**EXERCISES TO COMPLETE**
A: From the GrassCheck article below, list the kinds of farmers that the programme currently includes.
B: Summarize the GrassCheck article below in two sentences.

**SUPPLIED PASSAGE**

——————

The next phase of a pioneering study into grass growth rates in Northern Ireland will look at ways farmers can improve grass utilisation.
AgriSearch's GrassCheck programme has run since 1999 with its weekly growth rate forecasts popular with many farmers across the region.
The research has the aim of providing a detailed understanding of grass growth potential in Northern Ireland to allow farmers to make informed management decisions.
The programme's findings have been partly responsible for driving better grass yields. Dairy farmers on the programme had growth of 12.6t of DM/ha compared to the industry average of 7.5t of DM/ha.
GrassCheck currently includes 30 sheep, beef and dairy farmers running a range of systems spread across Northern Ireland as well as grass plots at two research sites based at the Agri-Food and Biosciences Institute's Hillsborough site and Greenmount College.
This year, for the first time, the programme will include 40 farmers.
As part of the programme farmers measure grass growth across their grazing platform once a week.
The measurements are taken using electronic plate metres calibrated at the Agri-Food and Biosciences Institute.
'Good yields in a difficult year'
GrassCheck researcher Dr. Debbie McConnell said: "Where we are at the moment we have a really good picture of grass growth across Northern Ireland.
"We can show that even in a difficult year we got really good quality and yields from the farms - that's really outstanding.
"Going forward we are going to be looking in more detail at grass utilistion on these farms and their supplimentary feed levels really because that is the key part of running a profitable business.
You can grow as much grass as you like, but we know every extra tonne of grass used is worth £304 to a dairy farm so improving that is important.
"This year we are focusing on collecting data on utilisation as well. This is a really good group here - this past year we have seen really good data coming through.
"The attention to detail that these guys place on their management - managing swards and getting in at the right pre and post grazing covers - is already making a difference, with the weekly grass quality analysis also helping them to make management decisions.
"That all helps boost grass utilisation on farm and increase the amount of milk produced."

——————

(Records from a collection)
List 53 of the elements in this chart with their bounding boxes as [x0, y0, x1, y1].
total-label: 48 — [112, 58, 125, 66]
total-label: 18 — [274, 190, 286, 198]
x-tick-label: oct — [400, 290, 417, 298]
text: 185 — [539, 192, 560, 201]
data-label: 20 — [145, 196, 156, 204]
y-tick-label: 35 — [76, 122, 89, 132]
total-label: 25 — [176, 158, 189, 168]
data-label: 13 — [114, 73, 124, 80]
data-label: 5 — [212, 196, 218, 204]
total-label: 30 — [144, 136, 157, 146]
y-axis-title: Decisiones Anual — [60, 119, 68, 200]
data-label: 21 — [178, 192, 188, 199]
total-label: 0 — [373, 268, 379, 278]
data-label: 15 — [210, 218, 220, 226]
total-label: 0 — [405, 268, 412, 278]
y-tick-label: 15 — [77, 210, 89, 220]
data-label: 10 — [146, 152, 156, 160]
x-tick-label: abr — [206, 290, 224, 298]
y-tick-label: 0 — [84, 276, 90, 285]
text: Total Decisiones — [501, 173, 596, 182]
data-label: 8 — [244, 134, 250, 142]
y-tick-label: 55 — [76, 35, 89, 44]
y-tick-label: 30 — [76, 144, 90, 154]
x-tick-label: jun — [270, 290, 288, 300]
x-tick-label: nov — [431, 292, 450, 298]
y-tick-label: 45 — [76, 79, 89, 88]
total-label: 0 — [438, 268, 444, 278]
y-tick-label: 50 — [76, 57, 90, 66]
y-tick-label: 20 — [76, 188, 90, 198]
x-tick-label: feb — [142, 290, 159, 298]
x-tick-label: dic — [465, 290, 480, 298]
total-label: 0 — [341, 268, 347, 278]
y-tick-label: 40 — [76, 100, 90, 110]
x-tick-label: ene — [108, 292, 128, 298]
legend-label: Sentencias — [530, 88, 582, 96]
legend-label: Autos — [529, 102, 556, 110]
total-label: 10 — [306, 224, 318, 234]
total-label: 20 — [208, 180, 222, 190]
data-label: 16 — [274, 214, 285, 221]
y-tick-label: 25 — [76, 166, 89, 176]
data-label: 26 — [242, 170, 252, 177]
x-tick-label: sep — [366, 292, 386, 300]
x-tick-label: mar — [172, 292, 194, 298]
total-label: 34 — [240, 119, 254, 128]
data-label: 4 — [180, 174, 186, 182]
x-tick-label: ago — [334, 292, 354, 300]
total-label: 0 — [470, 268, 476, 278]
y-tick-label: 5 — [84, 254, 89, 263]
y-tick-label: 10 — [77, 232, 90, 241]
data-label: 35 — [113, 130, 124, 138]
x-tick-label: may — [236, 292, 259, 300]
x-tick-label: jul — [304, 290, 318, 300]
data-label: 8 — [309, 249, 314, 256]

——————

**SOLUTIONS IN ORDER**
A: Sheep, beef, dairy

B: AgriSearch's GrassCheck programme, which has run since 1999 and has farmers measure grass growth weekly, has helped drive better grass yields in Northern Ireland. Its next phase will include 40 farmers for the first time and will collect data on grass utilization, which researcher Dr. Debbie McConnell calls key to running a profitable business.